§ Stated exercise: In full and without alteration, give the listing again.

§ Raw data:
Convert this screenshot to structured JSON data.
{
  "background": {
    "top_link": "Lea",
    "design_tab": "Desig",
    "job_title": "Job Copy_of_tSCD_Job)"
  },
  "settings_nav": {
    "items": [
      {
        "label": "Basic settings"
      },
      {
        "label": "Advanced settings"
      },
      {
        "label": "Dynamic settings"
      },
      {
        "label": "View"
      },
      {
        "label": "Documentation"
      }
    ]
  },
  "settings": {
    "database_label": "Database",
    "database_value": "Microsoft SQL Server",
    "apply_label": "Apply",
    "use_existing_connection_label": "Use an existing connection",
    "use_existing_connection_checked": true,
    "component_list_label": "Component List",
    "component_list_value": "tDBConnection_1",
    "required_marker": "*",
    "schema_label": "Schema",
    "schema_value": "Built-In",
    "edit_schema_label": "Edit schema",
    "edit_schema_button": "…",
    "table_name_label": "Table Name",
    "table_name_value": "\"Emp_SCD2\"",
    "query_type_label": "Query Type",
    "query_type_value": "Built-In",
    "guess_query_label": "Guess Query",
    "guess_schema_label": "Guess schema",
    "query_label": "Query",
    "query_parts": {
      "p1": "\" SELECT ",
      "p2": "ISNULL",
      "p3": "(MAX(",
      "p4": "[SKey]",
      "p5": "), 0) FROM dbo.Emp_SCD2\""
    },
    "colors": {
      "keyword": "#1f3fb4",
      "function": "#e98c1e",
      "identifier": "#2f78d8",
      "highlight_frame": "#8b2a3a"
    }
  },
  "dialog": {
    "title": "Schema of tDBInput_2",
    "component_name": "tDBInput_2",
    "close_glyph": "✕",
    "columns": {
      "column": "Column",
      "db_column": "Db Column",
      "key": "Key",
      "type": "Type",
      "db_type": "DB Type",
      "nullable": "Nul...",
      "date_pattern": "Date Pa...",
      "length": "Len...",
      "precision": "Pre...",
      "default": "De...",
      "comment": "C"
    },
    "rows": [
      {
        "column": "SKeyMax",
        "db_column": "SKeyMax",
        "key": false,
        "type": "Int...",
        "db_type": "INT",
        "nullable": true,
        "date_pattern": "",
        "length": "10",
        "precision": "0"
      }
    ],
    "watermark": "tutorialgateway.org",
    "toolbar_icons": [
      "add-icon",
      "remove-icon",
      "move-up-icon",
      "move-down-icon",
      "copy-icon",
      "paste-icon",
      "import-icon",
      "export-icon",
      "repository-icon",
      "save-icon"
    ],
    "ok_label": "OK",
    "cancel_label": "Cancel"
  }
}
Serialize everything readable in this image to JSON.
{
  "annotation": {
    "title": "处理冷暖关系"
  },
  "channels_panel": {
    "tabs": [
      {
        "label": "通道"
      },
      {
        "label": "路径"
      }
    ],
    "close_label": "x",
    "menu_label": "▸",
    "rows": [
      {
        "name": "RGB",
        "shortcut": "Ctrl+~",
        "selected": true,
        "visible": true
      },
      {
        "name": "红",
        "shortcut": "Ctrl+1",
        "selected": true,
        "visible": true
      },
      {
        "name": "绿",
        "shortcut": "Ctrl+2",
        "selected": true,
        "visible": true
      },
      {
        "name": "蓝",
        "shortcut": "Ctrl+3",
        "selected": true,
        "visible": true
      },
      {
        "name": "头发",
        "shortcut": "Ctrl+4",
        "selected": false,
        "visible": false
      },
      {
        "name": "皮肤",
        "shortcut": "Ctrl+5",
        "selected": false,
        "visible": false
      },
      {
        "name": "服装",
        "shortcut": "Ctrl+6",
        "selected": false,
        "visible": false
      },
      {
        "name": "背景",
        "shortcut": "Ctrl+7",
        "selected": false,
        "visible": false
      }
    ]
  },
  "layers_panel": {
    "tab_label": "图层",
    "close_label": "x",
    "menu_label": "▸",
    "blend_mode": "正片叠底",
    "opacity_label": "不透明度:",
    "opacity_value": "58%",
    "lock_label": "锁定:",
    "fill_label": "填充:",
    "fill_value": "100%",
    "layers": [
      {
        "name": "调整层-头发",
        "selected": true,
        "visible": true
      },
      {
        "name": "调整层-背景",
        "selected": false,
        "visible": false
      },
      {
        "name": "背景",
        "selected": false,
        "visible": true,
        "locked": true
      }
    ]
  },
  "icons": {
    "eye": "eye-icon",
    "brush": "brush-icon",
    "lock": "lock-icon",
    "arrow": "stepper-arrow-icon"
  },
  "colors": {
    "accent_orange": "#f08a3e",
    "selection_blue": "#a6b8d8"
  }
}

§ Answer to this problem:
Convert this screenshot to structured JSON data.
{
  "background": {
    "top_link": "Lea",
    "design_tab": "Desig",
    "job_title": "Job Copy_of_tSCD_Job)"
  },
  "settings_nav": {
    "items": [
      {
        "label": "Basic settings"
      },
      {
        "label": "Advanced settings"
      },
      {
        "label": "Dynamic settings"
      },
      {
        "label": "View"
      },
      {
        "label": "Documentation"
      }
    ]
  },
  "settings": {
    "database_label": "Database",
    "database_value": "Microsoft SQL Server",
    "apply_label": "Apply",
    "use_existing_connection_label": "Use an existing connection",
    "use_existing_connection_checked": true,
    "component_list_label": "Component List",
    "component_list_value": "tDBConnection_1",
    "required_marker": "*",
    "schema_label": "Schema",
    "schema_value": "Built-In",
    "edit_schema_label": "Edit schema",
    "edit_schema_button": "…",
    "table_name_label": "Table Name",
    "table_name_value": "\"Emp_SCD2\"",
    "query_type_label": "Query Type",
    "query_type_value": "Built-In",
    "guess_query_label": "Guess Query",
    "guess_schema_label": "Guess schema",
    "query_label": "Query",
    "query_parts": {
      "p1": "\" SELECT ",
      "p2": "ISNULL",
      "p3": "(MAX(",
      "p4": "[SKey]",
      "p5": "), 0) FROM dbo.Emp_SCD2\""
    },
    "colors": {
      "keyword": "#1f3fb4",
      "function": "#e98c1e",
      "identifier": "#2f78d8",
      "highlight_frame": "#8b2a3a"
    }
  },
  "dialog": {
    "title": "Schema of tDBInput_2",
    "component_name": "tDBInput_2",
    "close_glyph": "✕",
    "columns": {
      "column": "Column",
      "db_column": "Db Column",
      "key": "Key",
      "type": "Type",
      "db_type": "DB Type",
      "nullable": "Nul...",
      "date_pattern": "Date Pa...",
      "length": "Len...",
      "precision": "Pre...",
      "default": "De...",
      "comment": "C"
    },
    "rows": [
      {
        "column": "SKeyMax",
        "db_column": "SKeyMax",
        "key": false,
        "type": "Int...",
        "db_type": "INT",
        "nullable": true,
        "date_pattern": "",
        "length": "10",
        "precision": "0"
      }
    ],
    "watermark": "tutorialgateway.org",
    "toolbar_icons": [
      "add-icon",
      "remove-icon",
      "move-up-icon",
      "move-down-icon",
      "copy-icon",
      "paste-icon",
      "import-icon",
      "export-icon",
      "repository-icon",
      "save-icon"
    ],
    "ok_label": "OK",
    "cancel_label": "Cancel"
  }
}
Serialize everything readable in this image to JSON.
{
  "annotation": {
    "title": "处理冷暖关系"
  },
  "channels_panel": {
    "tabs": [
      {
        "label": "通道"
      },
      {
        "label": "路径"
      }
    ],
    "close_label": "x",
    "menu_label": "▸",
    "rows": [
      {
        "name": "RGB",
        "shortcut": "Ctrl+~",
        "selected": true,
        "visible": true
      },
      {
        "name": "红",
        "shortcut": "Ctrl+1",
        "selected": true,
        "visible": true
      },
      {
        "name": "绿",
        "shortcut": "Ctrl+2",
        "selected": true,
        "visible": true
      },
      {
        "name": "蓝",
        "shortcut": "Ctrl+3",
        "selected": true,
        "visible": true
      },
      {
        "name": "头发",
        "shortcut": "Ctrl+4",
        "selected": false,
        "visible": false
      },
      {
        "name": "皮肤",
        "shortcut": "Ctrl+5",
        "selected": false,
        "visible": false
      },
      {
        "name": "服装",
        "shortcut": "Ctrl+6",
        "selected": false,
        "visible": false
      },
      {
        "name": "背景",
        "shortcut": "Ctrl+7",
        "selected": false,
        "visible": false
      }
    ]
  },
  "layers_panel": {
    "tab_label": "图层",
    "close_label": "x",
    "menu_label": "▸",
    "blend_mode": "正片叠底",
    "opacity_label": "不透明度:",
    "opacity_value": "58%",
    "lock_label": "锁定:",
    "fill_label": "填充:",
    "fill_value": "100%",
    "layers": [
      {
        "name": "调整层-头发",
        "selected": true,
        "visible": true
      },
      {
        "name": "调整层-背景",
        "selected": false,
        "visible": false
      },
      {
        "name": "背景",
        "selected": false,
        "visible": true,
        "locked": true
      }
    ]
  },
  "icons": {
    "eye": "eye-icon",
    "brush": "brush-icon",
    "lock": "lock-icon",
    "arrow": "stepper-arrow-icon"
  },
  "colors": {
    "accent_orange": "#f08a3e",
    "selection_blue": "#a6b8d8"
  }
}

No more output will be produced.